— BEGIN Supplied material —

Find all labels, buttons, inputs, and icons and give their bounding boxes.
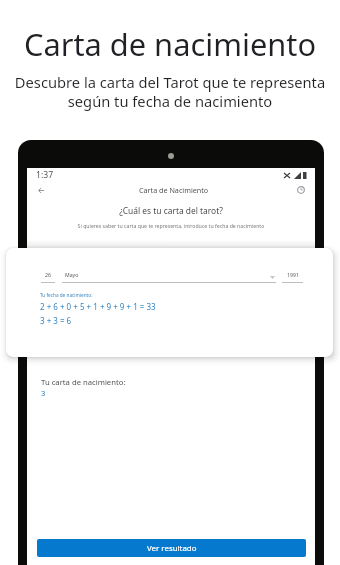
button[interactable]: 1991	[282, 266, 303, 283]
staticText: 26	[45, 271, 51, 278]
staticText: Tu carta de nacimiento:	[41, 377, 126, 387]
button[interactable]: Mayo	[62, 266, 276, 283]
staticText: Descubre la carta del Tarot que te repre…	[0, 72, 340, 111]
staticText: 1991	[287, 271, 299, 278]
staticText: 2 + 6 + 0 + 5 + 1 + 9 + 9 + 1 = 33	[40, 301, 156, 312]
button[interactable]: Back	[35, 184, 47, 196]
staticText: Tu fecha de nacimiento:	[40, 292, 93, 298]
staticText: Mayo	[65, 271, 79, 278]
button[interactable]: Historial	[295, 184, 307, 196]
staticText: ¿Cuál es tu carta del tarot?	[27, 205, 315, 216]
staticText: 3	[41, 388, 46, 398]
staticText: 1:37	[36, 169, 54, 181]
button[interactable]: 26	[41, 266, 55, 283]
staticText: Ver resultado	[147, 543, 197, 554]
staticText: 3 + 3 = 6	[40, 315, 72, 326]
staticText: Carta de nacimiento	[0, 23, 340, 65]
staticText: Si quieres saber tu carta que te represe…	[27, 222, 315, 229]
button[interactable]: Ver resultado	[37, 539, 306, 557]
staticText: Carta de Nacimiento	[139, 185, 209, 195]
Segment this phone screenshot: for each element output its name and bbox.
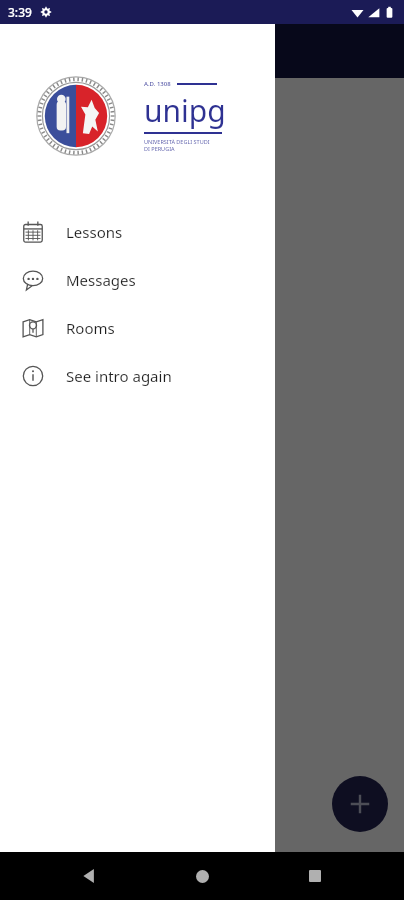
staticText: See intro again (66, 366, 172, 386)
button[interactable]: Rooms (0, 304, 275, 352)
button[interactable]: Messages (0, 256, 275, 304)
staticText: Rooms (66, 318, 115, 338)
button[interactable]: See intro again (0, 352, 275, 400)
staticText: 3:39 (8, 4, 32, 20)
button[interactable]: Home (178, 852, 226, 900)
button[interactable]: Back (65, 852, 113, 900)
button[interactable]: Recent apps (291, 852, 339, 900)
staticText: DI PERUGIA (144, 145, 175, 152)
staticText: unipg (144, 90, 226, 131)
staticText: UNIVERSITÀ DEGLI STUDI (144, 138, 210, 145)
button[interactable]: Add (332, 776, 388, 832)
staticText: Messages (66, 270, 136, 290)
staticText: A.D. 1308 (144, 80, 171, 88)
button[interactable]: Lessons (0, 208, 275, 256)
staticText: Lessons (66, 222, 123, 242)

— END Supplied material —

Written problem: Reproduce every line of the records above verbatim, omitting the pictures.

Output for this task:
Find all labels, buttons, inputs, and icons and give their bounding boxes.
button[interactable]: 1991	[282, 266, 303, 283]
staticText: 26	[45, 271, 51, 278]
staticText: Tu carta de nacimiento:	[41, 377, 126, 387]
button[interactable]: Mayo	[62, 266, 276, 283]
staticText: Descubre la carta del Tarot que te repre…	[0, 72, 340, 111]
staticText: 1991	[287, 271, 299, 278]
staticText: 2 + 6 + 0 + 5 + 1 + 9 + 9 + 1 = 33	[40, 301, 156, 312]
button[interactable]: Back	[35, 184, 47, 196]
staticText: Tu fecha de nacimiento:	[40, 292, 93, 298]
staticText: Mayo	[65, 271, 79, 278]
button[interactable]: Historial	[295, 184, 307, 196]
staticText: ¿Cuál es tu carta del tarot?	[27, 205, 315, 216]
staticText: 3	[41, 388, 46, 398]
staticText: 1:37	[36, 169, 54, 181]
button[interactable]: 26	[41, 266, 55, 283]
staticText: Ver resultado	[147, 543, 197, 554]
staticText: 3 + 3 = 6	[40, 315, 72, 326]
staticText: Carta de nacimiento	[0, 23, 340, 65]
staticText: Si quieres saber tu carta que te represe…	[27, 222, 315, 229]
button[interactable]: Ver resultado	[37, 539, 306, 557]
staticText: Carta de Nacimiento	[139, 185, 209, 195]
Segment this phone screenshot: for each element output its name and bbox.
staticText: See intro again (66, 366, 172, 386)
button[interactable]: Rooms (0, 304, 275, 352)
button[interactable]: Messages (0, 256, 275, 304)
staticText: Rooms (66, 318, 115, 338)
button[interactable]: See intro again (0, 352, 275, 400)
staticText: 3:39 (8, 4, 32, 20)
button[interactable]: Home (178, 852, 226, 900)
button[interactable]: Back (65, 852, 113, 900)
button[interactable]: Recent apps (291, 852, 339, 900)
staticText: DI PERUGIA (144, 145, 175, 152)
staticText: unipg (144, 90, 226, 131)
staticText: UNIVERSITÀ DEGLI STUDI (144, 138, 210, 145)
button[interactable]: Add (332, 776, 388, 832)
staticText: Messages (66, 270, 136, 290)
staticText: A.D. 1308 (144, 80, 171, 88)
button[interactable]: Lessons (0, 208, 275, 256)
staticText: Lessons (66, 222, 123, 242)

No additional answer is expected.